::: Document :::

Feedback about Finding similar editors feature[edit]

  • Automated behavioral comparison is a great idea, if you can find a way to make it work from a performance standpoint. Why limit it to only IP editors? ST47 (talk) 00:41, 15 January 2020 (UTC)
  • Yes great idea. I agree with the noted risk that automation can inappropriately accuse editors, but we already have an underregulated and nonstandard accusation detection process. The way to counter the ethical challenges is by funding documentation, more accessible instructions, and online and in-person meetups for people to raise issues and develop solutions. We already have a very labor intensive system which is not scaling. Our greatest threat is not the early bias of the first automation, but of the existing current problem of undetected and unanswered misconduct. By not having semi-automation we permit too much behavior which we ought to exclude. Blue Rasberry (talk) 20:25, 15 January 2020 (UTC)

::: Record set :::

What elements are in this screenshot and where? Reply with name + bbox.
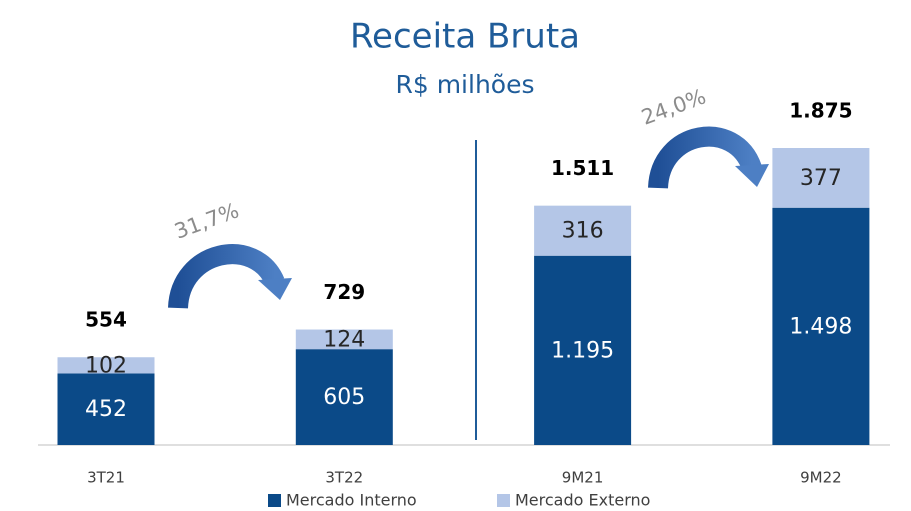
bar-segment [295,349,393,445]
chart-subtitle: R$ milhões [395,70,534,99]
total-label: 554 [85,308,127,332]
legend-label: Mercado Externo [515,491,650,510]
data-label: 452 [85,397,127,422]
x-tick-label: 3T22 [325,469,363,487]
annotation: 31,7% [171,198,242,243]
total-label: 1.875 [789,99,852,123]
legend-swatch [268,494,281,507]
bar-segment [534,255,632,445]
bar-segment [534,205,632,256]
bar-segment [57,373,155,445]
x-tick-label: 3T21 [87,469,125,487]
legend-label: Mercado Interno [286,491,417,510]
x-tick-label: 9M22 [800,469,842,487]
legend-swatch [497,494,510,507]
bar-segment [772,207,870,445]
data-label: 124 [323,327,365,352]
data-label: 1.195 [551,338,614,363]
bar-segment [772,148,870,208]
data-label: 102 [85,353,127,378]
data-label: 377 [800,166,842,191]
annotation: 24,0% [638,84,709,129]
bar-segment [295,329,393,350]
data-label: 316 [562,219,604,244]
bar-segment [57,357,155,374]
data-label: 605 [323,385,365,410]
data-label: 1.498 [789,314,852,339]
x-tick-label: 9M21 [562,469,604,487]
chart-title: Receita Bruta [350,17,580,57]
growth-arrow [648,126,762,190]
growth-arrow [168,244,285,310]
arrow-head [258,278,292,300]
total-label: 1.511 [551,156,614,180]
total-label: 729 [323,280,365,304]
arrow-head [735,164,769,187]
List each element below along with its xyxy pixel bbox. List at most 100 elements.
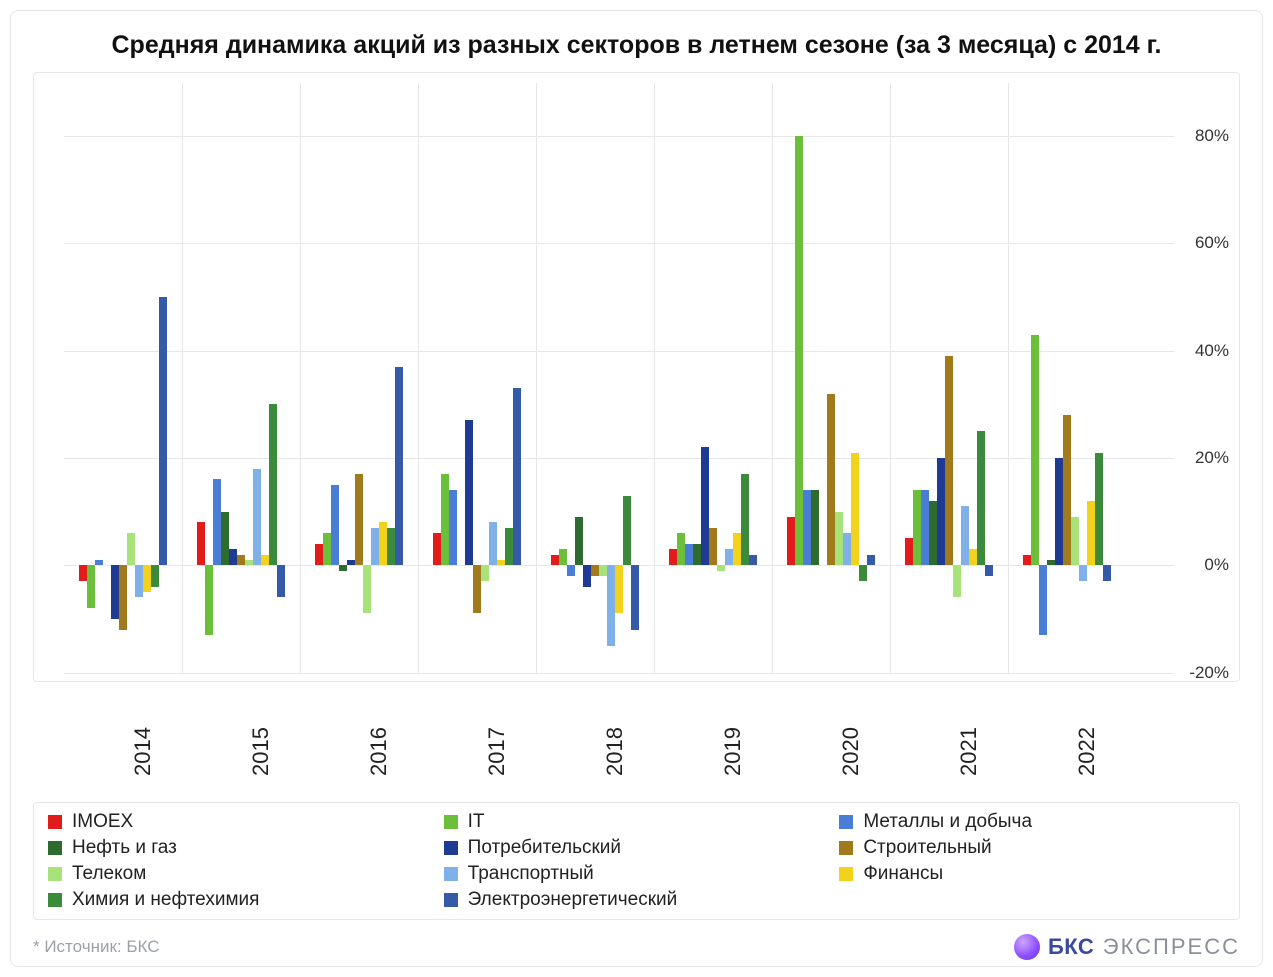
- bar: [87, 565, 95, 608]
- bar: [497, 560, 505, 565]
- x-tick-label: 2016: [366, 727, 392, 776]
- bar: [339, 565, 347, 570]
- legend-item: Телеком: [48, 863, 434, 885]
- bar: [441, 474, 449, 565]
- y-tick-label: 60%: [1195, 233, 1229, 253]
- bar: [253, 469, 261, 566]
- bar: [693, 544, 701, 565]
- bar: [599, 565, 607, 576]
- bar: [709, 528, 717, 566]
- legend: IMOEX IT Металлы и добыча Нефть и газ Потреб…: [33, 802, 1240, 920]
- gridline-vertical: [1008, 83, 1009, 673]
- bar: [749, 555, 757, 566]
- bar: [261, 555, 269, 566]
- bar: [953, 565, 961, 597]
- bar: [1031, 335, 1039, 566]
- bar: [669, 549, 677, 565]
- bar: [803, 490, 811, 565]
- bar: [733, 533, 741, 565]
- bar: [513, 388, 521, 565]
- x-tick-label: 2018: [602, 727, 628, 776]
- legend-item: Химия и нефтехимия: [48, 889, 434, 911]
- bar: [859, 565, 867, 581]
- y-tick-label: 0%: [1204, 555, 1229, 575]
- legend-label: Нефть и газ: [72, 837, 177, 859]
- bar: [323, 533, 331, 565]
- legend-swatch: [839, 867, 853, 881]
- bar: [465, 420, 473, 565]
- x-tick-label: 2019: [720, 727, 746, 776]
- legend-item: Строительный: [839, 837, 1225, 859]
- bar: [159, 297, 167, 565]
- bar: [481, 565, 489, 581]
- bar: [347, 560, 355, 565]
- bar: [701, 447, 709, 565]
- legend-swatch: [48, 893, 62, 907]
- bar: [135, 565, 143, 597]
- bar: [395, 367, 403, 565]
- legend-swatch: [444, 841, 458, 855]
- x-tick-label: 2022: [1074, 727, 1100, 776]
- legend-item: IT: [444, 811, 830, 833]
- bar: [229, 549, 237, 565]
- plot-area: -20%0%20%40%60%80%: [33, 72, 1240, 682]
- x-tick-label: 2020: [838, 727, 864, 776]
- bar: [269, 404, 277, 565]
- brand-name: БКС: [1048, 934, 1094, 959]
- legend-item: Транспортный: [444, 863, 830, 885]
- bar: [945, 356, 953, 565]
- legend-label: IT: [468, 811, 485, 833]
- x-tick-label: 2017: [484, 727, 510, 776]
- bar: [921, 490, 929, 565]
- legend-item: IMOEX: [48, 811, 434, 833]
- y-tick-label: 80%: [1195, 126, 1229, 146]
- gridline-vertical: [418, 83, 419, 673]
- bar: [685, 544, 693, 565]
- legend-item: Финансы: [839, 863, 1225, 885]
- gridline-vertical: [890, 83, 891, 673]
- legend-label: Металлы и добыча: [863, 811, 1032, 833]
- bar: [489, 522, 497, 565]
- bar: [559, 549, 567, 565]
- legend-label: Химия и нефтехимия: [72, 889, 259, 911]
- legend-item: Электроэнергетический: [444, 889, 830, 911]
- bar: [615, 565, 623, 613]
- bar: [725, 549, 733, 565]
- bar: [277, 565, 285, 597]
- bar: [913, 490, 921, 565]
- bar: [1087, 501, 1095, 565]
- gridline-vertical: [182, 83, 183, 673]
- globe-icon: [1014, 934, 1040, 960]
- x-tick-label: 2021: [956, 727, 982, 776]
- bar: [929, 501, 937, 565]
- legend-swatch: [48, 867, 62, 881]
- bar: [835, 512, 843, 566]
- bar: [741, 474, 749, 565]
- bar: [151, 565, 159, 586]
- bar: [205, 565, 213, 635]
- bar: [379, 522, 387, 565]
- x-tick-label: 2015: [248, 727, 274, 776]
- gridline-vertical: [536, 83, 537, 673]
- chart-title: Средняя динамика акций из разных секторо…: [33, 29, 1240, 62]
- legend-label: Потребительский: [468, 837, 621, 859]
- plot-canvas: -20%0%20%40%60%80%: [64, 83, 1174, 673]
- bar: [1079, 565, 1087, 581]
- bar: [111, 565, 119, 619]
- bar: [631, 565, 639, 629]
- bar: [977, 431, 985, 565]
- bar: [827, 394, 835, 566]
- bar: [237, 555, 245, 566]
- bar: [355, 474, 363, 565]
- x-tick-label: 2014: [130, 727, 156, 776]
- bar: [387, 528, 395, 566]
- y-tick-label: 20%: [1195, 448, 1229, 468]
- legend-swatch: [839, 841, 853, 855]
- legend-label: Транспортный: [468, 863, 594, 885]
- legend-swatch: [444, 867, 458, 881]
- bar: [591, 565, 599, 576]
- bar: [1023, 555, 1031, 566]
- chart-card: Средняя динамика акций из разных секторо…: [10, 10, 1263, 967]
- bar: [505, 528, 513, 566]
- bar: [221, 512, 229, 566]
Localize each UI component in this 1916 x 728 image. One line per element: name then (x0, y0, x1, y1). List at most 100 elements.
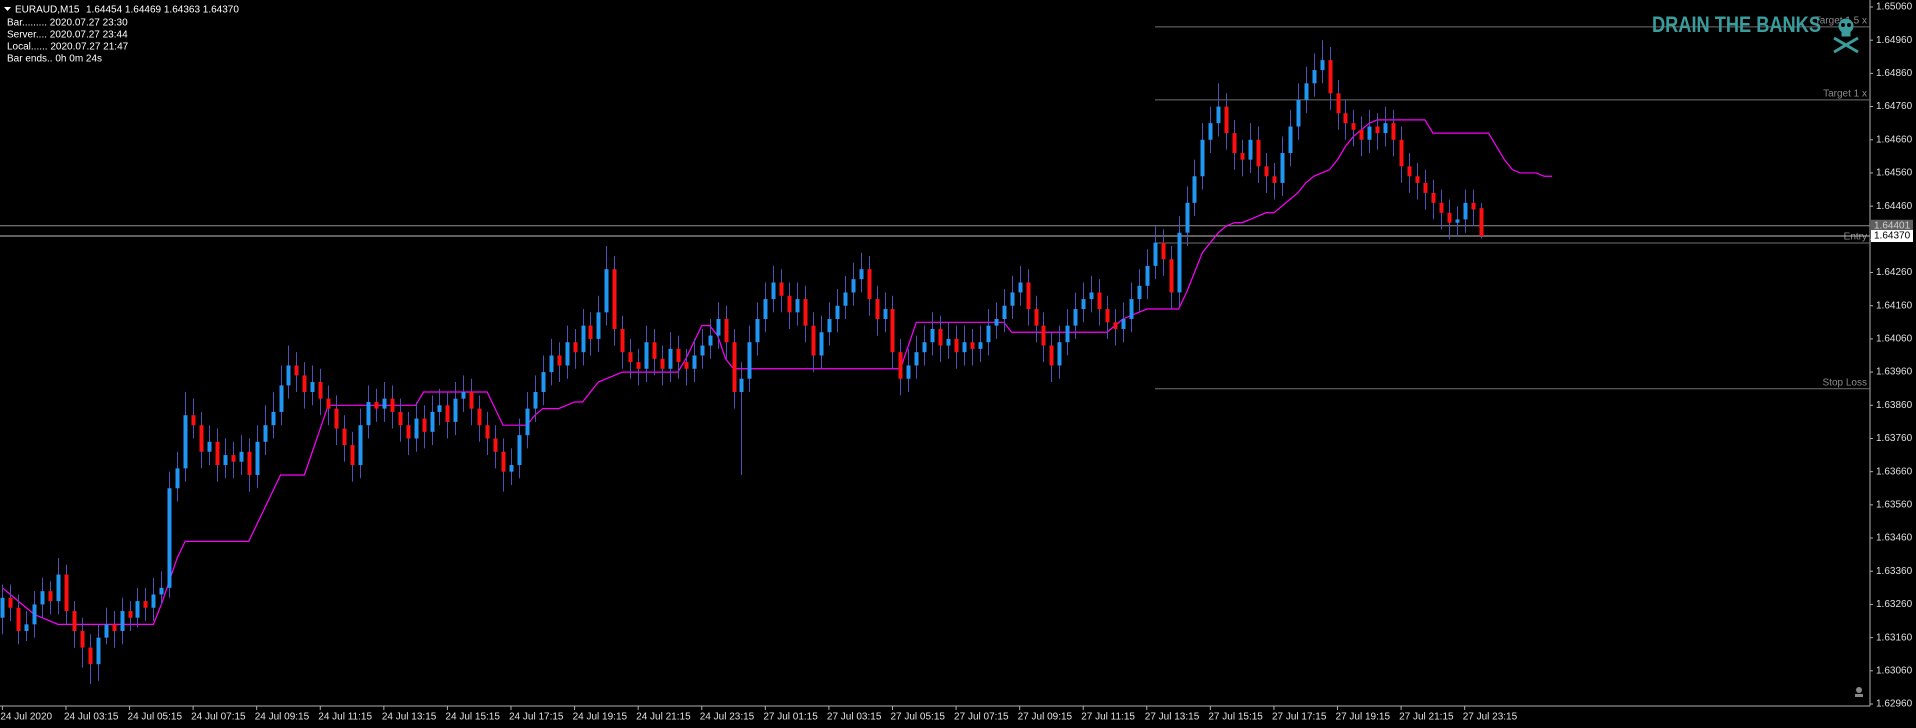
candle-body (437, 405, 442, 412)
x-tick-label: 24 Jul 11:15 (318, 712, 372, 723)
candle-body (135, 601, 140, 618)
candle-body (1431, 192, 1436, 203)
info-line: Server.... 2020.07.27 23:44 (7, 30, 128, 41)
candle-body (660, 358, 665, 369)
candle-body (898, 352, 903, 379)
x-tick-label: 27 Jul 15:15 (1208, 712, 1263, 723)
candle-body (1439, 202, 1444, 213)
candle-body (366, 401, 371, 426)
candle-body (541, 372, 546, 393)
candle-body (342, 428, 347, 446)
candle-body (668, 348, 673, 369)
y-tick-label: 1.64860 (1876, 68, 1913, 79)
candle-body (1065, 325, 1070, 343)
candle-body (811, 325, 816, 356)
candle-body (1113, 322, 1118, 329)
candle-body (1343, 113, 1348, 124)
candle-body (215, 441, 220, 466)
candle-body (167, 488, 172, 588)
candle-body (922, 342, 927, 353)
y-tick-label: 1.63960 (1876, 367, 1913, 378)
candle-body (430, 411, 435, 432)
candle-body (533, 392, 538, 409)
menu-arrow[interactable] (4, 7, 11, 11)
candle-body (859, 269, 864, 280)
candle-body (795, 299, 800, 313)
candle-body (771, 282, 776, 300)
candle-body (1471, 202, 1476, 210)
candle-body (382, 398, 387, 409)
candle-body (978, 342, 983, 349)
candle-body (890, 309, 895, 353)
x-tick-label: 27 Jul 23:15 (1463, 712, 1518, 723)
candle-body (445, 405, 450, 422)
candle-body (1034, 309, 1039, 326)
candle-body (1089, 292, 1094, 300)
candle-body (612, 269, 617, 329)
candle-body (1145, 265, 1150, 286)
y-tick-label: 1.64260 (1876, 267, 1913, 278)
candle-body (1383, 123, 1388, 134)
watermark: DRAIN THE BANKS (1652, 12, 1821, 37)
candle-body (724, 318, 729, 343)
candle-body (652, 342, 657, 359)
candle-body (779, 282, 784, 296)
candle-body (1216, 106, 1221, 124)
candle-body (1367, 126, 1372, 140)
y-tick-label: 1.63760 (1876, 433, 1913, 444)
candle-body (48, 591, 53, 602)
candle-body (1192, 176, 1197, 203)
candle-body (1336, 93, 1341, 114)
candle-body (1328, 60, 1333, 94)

:::

**The problem**
In the feedback thread on the similar-editors feature, what does Blue Rasberry name as the greatest threat? The listing has nothing to do with the feedback thread.

**Result of the exercise**
The existing problem of undetected and unanswered misconduct, not the early bias of the first automation.